EXERCISE TASK =
Read through the entries below and return each line with the word "xlabel".

RECORDS TO PROCESS =
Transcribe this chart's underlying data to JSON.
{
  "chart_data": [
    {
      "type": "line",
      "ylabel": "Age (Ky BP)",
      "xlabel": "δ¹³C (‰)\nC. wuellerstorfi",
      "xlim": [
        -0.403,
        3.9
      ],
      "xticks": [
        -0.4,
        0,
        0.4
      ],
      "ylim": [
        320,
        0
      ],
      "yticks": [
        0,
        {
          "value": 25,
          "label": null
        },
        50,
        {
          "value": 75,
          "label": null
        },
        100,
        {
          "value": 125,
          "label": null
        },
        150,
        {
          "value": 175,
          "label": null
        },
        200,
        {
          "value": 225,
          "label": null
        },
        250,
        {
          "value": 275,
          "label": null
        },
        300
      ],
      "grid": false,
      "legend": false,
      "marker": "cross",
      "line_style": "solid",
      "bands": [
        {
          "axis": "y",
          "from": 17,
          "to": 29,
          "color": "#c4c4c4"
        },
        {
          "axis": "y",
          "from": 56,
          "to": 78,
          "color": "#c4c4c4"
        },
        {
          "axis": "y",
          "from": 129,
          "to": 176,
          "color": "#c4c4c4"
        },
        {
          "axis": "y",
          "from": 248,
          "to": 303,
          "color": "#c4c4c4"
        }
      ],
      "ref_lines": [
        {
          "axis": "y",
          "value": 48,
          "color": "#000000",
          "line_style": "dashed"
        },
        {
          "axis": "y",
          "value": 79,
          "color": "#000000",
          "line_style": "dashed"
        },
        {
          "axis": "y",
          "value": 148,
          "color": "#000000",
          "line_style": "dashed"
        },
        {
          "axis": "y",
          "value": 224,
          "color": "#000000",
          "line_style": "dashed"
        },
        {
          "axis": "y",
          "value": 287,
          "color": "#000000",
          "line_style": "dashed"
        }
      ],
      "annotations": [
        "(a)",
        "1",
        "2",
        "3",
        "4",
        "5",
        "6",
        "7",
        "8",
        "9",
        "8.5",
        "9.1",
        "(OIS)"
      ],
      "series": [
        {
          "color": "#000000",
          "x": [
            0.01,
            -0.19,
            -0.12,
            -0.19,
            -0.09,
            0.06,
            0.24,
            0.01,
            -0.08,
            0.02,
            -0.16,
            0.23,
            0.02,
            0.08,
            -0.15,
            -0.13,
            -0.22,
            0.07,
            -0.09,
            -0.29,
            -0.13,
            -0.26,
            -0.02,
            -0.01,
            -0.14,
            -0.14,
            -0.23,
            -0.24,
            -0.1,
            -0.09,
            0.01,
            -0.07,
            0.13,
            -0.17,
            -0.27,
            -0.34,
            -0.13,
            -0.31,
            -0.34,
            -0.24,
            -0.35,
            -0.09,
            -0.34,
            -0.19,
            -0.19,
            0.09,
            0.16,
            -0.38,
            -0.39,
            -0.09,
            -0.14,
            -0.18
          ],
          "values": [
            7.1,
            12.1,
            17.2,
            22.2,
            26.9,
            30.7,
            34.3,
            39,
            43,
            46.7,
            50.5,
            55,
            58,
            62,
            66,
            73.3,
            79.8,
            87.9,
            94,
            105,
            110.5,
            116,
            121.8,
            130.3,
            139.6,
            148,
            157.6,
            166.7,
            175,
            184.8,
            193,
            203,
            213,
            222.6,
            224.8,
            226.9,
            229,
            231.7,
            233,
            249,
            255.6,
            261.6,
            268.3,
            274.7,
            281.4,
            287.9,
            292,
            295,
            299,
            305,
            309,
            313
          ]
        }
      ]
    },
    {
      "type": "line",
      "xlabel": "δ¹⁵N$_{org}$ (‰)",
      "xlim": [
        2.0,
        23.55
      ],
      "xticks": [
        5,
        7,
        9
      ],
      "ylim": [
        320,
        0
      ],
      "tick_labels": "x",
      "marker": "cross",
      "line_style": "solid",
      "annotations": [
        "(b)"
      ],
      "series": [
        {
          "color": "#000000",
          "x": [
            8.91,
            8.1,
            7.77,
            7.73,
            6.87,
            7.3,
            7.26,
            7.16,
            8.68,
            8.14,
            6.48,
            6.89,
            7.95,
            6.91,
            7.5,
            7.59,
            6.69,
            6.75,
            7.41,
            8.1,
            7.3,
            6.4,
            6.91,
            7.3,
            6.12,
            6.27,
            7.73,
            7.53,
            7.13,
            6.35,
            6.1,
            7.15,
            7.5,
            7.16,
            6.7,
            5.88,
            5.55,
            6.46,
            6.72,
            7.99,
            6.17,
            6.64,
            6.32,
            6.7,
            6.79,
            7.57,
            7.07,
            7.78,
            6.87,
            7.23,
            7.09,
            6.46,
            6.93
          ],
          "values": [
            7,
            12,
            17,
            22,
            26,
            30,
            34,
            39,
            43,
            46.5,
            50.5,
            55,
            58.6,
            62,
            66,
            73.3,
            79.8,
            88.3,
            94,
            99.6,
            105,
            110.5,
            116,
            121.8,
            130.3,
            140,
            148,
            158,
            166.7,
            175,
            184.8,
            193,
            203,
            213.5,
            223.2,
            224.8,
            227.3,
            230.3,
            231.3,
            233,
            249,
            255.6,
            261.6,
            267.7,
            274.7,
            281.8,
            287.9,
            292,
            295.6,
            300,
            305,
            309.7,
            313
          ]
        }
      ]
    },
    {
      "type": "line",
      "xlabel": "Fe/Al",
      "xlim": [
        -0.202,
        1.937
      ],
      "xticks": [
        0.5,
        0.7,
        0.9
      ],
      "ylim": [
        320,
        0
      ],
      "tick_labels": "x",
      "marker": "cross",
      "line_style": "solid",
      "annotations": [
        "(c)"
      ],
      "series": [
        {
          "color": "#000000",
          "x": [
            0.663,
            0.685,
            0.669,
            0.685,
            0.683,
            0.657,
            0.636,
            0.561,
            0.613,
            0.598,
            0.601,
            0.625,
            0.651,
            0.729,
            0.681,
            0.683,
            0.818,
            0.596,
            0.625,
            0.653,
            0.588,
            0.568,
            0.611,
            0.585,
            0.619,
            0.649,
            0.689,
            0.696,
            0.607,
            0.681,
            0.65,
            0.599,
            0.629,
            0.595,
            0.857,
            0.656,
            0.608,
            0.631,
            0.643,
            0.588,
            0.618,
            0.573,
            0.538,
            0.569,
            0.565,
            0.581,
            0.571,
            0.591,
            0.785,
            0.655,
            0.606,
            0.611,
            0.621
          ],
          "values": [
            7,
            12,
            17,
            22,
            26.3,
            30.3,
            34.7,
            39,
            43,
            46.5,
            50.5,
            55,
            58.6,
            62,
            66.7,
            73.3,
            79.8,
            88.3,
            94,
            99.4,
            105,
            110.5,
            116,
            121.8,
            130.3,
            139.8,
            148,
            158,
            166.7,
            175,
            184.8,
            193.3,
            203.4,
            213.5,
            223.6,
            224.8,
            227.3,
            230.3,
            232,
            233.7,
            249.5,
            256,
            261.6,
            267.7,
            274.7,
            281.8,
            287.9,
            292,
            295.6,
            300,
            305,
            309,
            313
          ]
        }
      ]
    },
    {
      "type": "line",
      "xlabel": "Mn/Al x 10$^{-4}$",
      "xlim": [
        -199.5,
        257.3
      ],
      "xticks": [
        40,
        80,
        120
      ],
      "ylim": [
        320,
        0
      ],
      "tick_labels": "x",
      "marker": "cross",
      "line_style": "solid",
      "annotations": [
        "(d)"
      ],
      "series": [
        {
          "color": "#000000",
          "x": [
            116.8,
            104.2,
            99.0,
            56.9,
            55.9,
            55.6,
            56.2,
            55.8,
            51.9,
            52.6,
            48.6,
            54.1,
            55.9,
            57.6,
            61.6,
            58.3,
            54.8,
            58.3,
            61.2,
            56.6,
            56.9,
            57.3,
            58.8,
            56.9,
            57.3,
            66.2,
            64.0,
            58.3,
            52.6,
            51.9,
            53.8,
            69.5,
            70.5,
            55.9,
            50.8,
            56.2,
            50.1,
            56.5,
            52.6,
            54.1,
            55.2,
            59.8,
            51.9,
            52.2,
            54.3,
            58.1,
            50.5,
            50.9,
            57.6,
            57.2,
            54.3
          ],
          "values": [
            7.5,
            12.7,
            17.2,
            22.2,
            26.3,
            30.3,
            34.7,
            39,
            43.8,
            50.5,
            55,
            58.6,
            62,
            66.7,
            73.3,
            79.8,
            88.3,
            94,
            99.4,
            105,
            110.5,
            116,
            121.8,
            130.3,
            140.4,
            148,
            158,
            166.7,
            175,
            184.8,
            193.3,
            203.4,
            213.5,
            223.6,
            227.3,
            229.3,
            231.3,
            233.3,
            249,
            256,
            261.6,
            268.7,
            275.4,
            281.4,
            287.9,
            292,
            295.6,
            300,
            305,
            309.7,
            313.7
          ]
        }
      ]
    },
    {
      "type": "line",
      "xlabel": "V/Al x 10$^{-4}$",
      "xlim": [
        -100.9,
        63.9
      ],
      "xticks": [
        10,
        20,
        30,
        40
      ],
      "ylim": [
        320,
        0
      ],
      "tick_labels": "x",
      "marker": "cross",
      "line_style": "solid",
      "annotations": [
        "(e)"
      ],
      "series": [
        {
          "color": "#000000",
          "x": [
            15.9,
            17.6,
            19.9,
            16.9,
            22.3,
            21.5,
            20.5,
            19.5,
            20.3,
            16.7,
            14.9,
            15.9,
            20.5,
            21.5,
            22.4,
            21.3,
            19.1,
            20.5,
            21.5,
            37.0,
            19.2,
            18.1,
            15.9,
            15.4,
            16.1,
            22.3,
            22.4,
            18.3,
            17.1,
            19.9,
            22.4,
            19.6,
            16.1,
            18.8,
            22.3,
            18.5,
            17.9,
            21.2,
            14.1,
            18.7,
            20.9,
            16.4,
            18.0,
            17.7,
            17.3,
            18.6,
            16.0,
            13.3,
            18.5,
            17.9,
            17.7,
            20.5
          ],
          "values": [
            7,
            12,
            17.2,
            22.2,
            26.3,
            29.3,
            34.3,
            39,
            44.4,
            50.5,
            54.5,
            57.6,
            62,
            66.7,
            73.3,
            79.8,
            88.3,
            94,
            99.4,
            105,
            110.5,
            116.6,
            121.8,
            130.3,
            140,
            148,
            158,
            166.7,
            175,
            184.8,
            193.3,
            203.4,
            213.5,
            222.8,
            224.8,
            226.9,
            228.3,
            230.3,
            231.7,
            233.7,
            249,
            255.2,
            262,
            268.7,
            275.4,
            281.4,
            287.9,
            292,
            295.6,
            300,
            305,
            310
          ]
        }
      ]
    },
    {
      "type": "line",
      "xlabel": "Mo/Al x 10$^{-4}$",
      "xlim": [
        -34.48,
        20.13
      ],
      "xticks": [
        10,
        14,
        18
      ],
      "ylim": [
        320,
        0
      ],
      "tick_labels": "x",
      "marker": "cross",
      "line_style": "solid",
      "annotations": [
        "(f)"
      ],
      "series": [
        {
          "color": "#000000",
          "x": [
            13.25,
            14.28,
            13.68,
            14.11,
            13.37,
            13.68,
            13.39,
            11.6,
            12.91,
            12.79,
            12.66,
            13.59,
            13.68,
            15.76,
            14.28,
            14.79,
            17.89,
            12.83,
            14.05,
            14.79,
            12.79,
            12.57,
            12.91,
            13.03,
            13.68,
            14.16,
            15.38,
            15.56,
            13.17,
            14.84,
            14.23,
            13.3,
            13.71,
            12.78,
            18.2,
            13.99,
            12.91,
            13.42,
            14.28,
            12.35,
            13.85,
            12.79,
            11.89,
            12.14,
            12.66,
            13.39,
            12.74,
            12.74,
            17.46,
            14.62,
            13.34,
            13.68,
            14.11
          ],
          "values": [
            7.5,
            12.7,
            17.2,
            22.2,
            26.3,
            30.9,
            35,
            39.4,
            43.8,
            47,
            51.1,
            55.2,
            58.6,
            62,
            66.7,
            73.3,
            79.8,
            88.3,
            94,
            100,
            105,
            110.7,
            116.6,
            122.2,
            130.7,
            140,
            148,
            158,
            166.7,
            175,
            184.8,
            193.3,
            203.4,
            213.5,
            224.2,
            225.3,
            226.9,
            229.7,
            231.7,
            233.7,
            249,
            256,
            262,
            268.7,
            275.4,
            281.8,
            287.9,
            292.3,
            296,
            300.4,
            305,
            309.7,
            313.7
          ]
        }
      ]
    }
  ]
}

RESPONSE TO THIS EXERCISE =
      "xlabel": "δ¹³C (‰)\nC. wuellerstorfi",
      "xlabel": "δ¹⁵N$_{org}$ (‰)",
      "xlabel": "Fe/Al",
      "xlabel": "Mn/Al x 10$^{-4}$",
      "xlabel": "V/Al x 10$^{-4}$",
      "xlabel": "Mo/Al x 10$^{-4}$",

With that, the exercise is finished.